** START OF Material supplied **

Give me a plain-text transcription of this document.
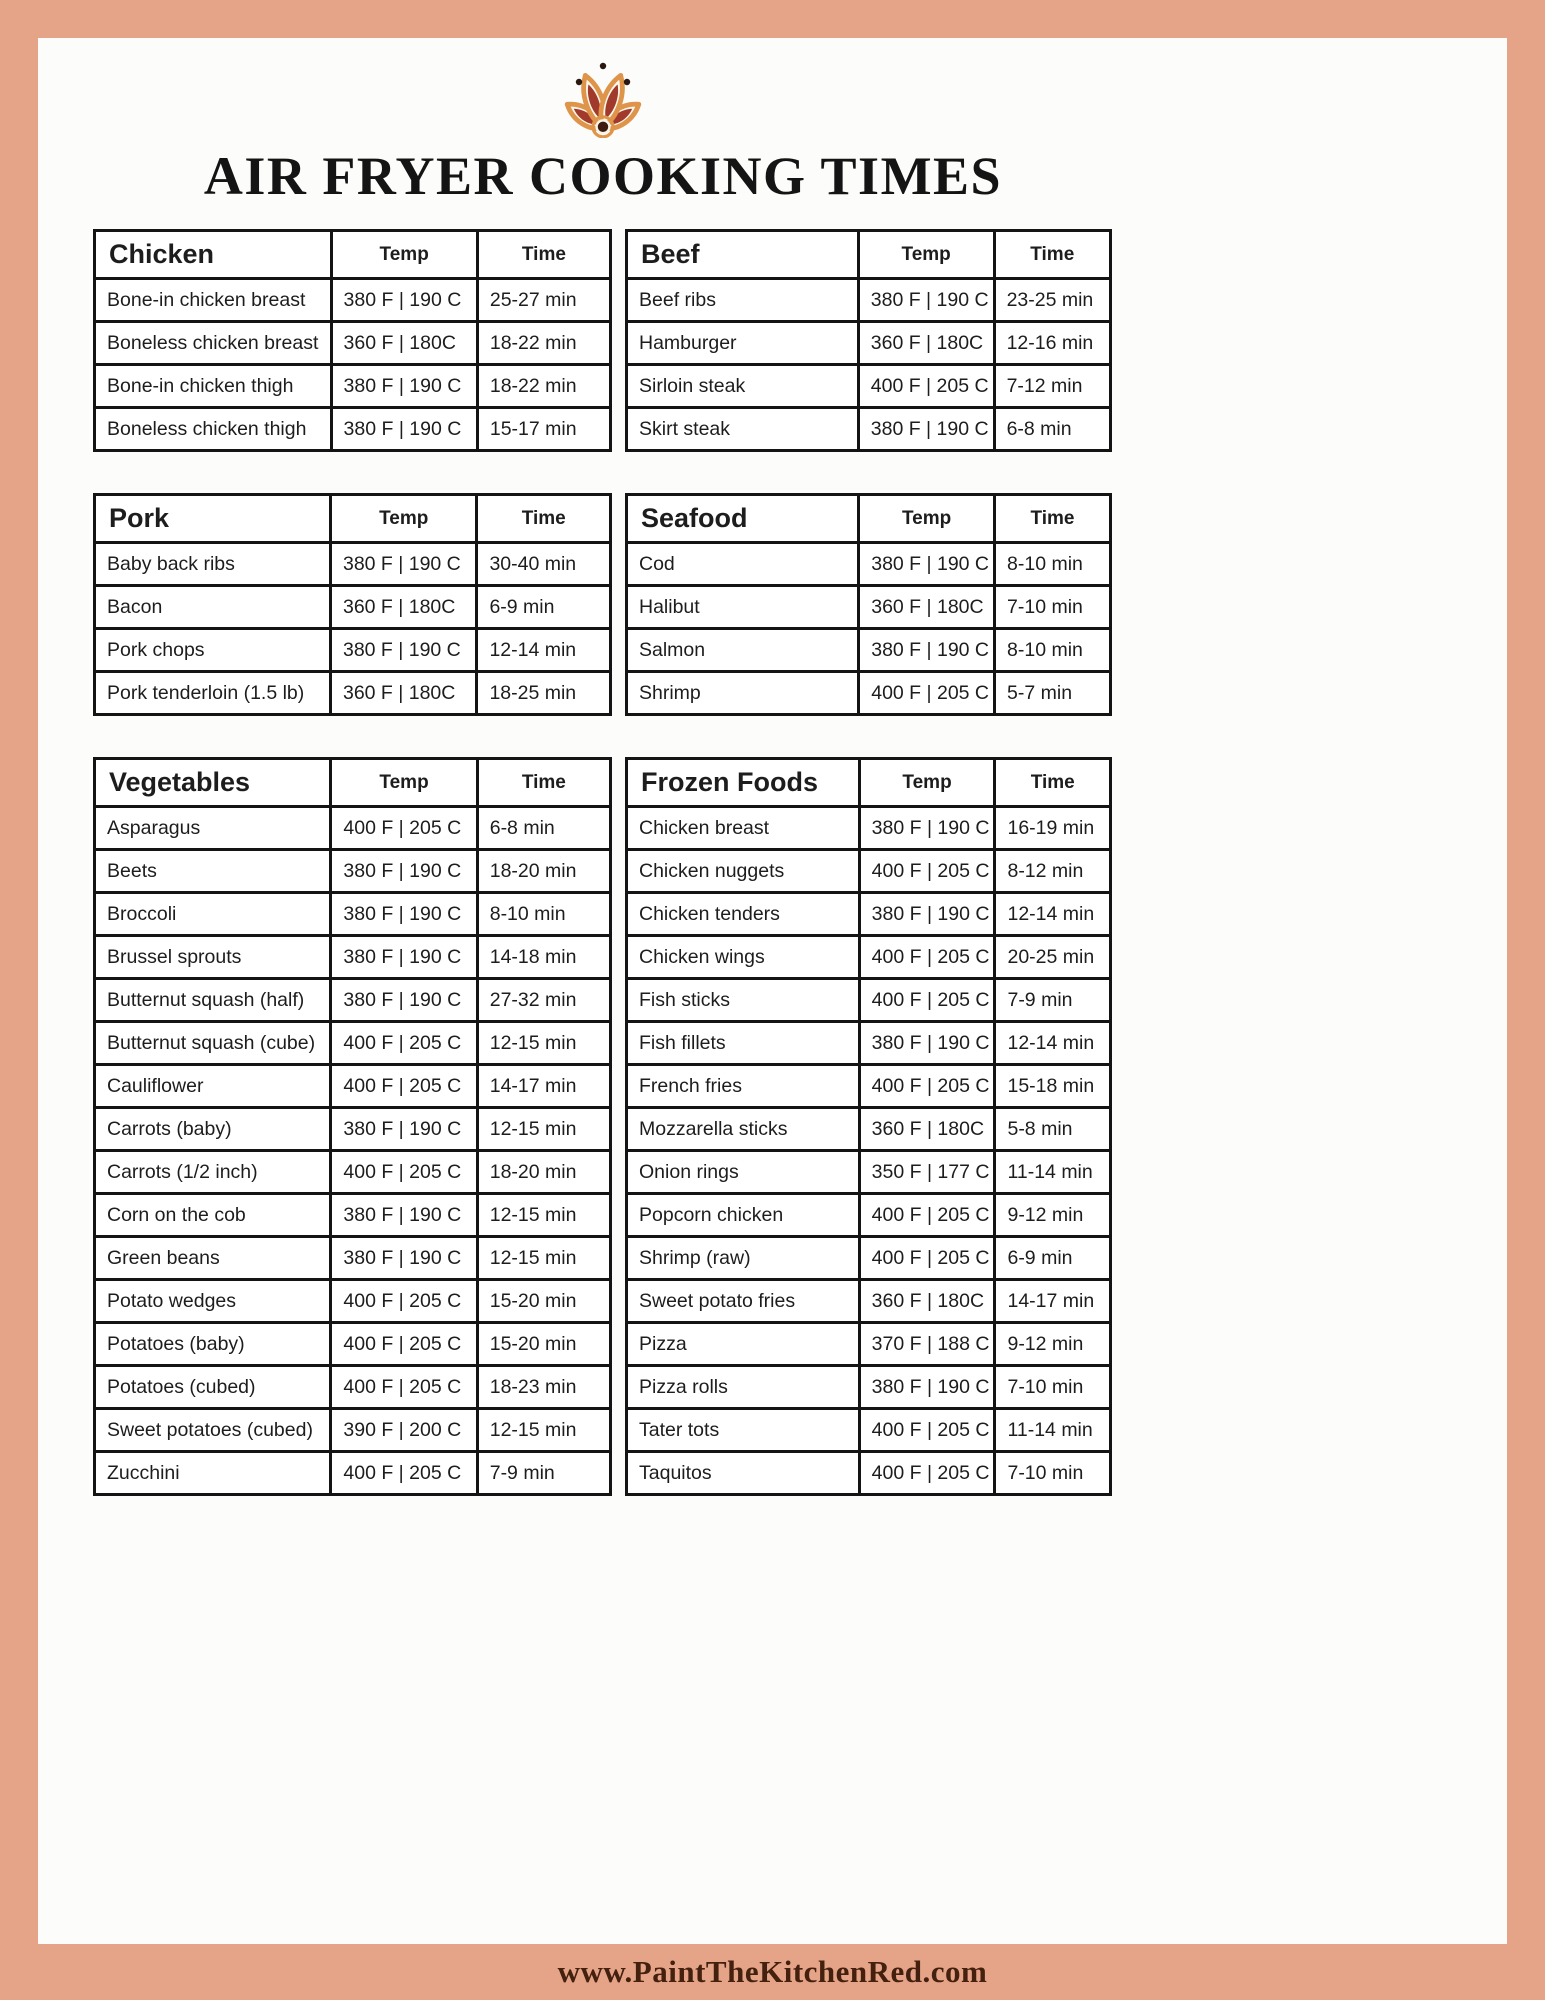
AIR FRYER COOKING TIMES
Chicken	Temp	Time
Bone-in chicken breast	380 F | 190 C	25-27 min
Boneless chicken breast	360 F | 180C	18-22 min
Bone-in chicken thigh	380 F | 190 C	18-22 min
Boneless chicken thigh	380 F | 190 C	15-17 min
Beef	Temp	Time
Beef ribs	380 F | 190 C	23-25 min
Hamburger	360 F | 180C	12-16 min
Sirloin steak	400 F | 205 C	7-12 min
Skirt steak	380 F | 190 C	6-8 min
Pork	Temp	Time
Baby back ribs	380 F | 190 C	30-40 min
Bacon	360 F | 180C	6-9 min
Pork chops	380 F | 190 C	12-14 min
Pork tenderloin (1.5 lb)	360 F | 180C	18-25 min
Seafood	Temp	Time
Cod	380 F | 190 C	8-10 min
Halibut	360 F | 180C	7-10 min
Salmon	380 F | 190 C	8-10 min
Shrimp	400 F | 205 C	5-7 min
Vegetables	Temp	Time
Asparagus	400 F | 205 C	6-8 min
Beets	380 F | 190 C	18-20 min
Broccoli	380 F | 190 C	8-10 min
Brussel sprouts	380 F | 190 C	14-18 min
Butternut squash (half)	380 F | 190 C	27-32 min
Butternut squash (cube)	400 F | 205 C	12-15 min
Cauliflower	400 F | 205 C	14-17 min
Carrots (baby)	380 F | 190 C	12-15 min
Carrots (1/2 inch)	400 F | 205 C	18-20 min
Corn on the cob	380 F | 190 C	12-15 min
Green beans	380 F | 190 C	12-15 min
Potato wedges	400 F | 205 C	15-20 min
Potatoes (baby)	400 F | 205 C	15-20 min
Potatoes (cubed)	400 F | 205 C	18-23 min
Sweet potatoes (cubed)	390 F | 200 C	12-15 min
Zucchini	400 F | 205 C	7-9 min
Frozen Foods	Temp	Time
Chicken breast	380 F | 190 C	16-19 min
Chicken nuggets	400 F | 205 C	8-12 min
Chicken tenders	380 F | 190 C	12-14 min
Chicken wings	400 F | 205 C	20-25 min
Fish sticks	400 F | 205 C	7-9 min
Fish fillets	380 F | 190 C	12-14 min
French fries	400 F | 205 C	15-18 min
Mozzarella sticks	360 F | 180C	5-8 min
Onion rings	350 F | 177 C	11-14 min
Popcorn chicken	400 F | 205 C	9-12 min
Shrimp (raw)	400 F | 205 C	6-9 min
Sweet potato fries	360 F | 180C	14-17 min
Pizza	370 F | 188 C	9-12 min
Pizza rolls	380 F | 190 C	7-10 min
Tater tots	400 F | 205 C	11-14 min
Taquitos	400 F | 205 C	7-10 min
www.PaintTheKitchenRed.com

** END OF Material supplied **

### Goal
Your task is to copy the entries in full and exactly, without any images.

### Solution to this exercise
Give me a plain-text transcription of this document.
AIR FRYER COOKING TIMES
Chicken	Temp	Time
Bone-in chicken breast	380 F | 190 C	25-27 min
Boneless chicken breast	360 F | 180C	18-22 min
Bone-in chicken thigh	380 F | 190 C	18-22 min
Boneless chicken thigh	380 F | 190 C	15-17 min
Beef	Temp	Time
Beef ribs	380 F | 190 C	23-25 min
Hamburger	360 F | 180C	12-16 min
Sirloin steak	400 F | 205 C	7-12 min
Skirt steak	380 F | 190 C	6-8 min
Pork	Temp	Time
Baby back ribs	380 F | 190 C	30-40 min
Bacon	360 F | 180C	6-9 min
Pork chops	380 F | 190 C	12-14 min
Pork tenderloin (1.5 lb)	360 F | 180C	18-25 min
Seafood	Temp	Time
Cod	380 F | 190 C	8-10 min
Halibut	360 F | 180C	7-10 min
Salmon	380 F | 190 C	8-10 min
Shrimp	400 F | 205 C	5-7 min
Vegetables	Temp	Time
Asparagus	400 F | 205 C	6-8 min
Beets	380 F | 190 C	18-20 min
Broccoli	380 F | 190 C	8-10 min
Brussel sprouts	380 F | 190 C	14-18 min
Butternut squash (half)	380 F | 190 C	27-32 min
Butternut squash (cube)	400 F | 205 C	12-15 min
Cauliflower	400 F | 205 C	14-17 min
Carrots (baby)	380 F | 190 C	12-15 min
Carrots (1/2 inch)	400 F | 205 C	18-20 min
Corn on the cob	380 F | 190 C	12-15 min
Green beans	380 F | 190 C	12-15 min
Potato wedges	400 F | 205 C	15-20 min
Potatoes (baby)	400 F | 205 C	15-20 min
Potatoes (cubed)	400 F | 205 C	18-23 min
Sweet potatoes (cubed)	390 F | 200 C	12-15 min
Zucchini	400 F | 205 C	7-9 min
Frozen Foods	Temp	Time
Chicken breast	380 F | 190 C	16-19 min
Chicken nuggets	400 F | 205 C	8-12 min
Chicken tenders	380 F | 190 C	12-14 min
Chicken wings	400 F | 205 C	20-25 min
Fish sticks	400 F | 205 C	7-9 min
Fish fillets	380 F | 190 C	12-14 min
French fries	400 F | 205 C	15-18 min
Mozzarella sticks	360 F | 180C	5-8 min
Onion rings	350 F | 177 C	11-14 min
Popcorn chicken	400 F | 205 C	9-12 min
Shrimp (raw)	400 F | 205 C	6-9 min
Sweet potato fries	360 F | 180C	14-17 min
Pizza	370 F | 188 C	9-12 min
Pizza rolls	380 F | 190 C	7-10 min
Tater tots	400 F | 205 C	11-14 min
Taquitos	400 F | 205 C	7-10 min
www.PaintTheKitchenRed.com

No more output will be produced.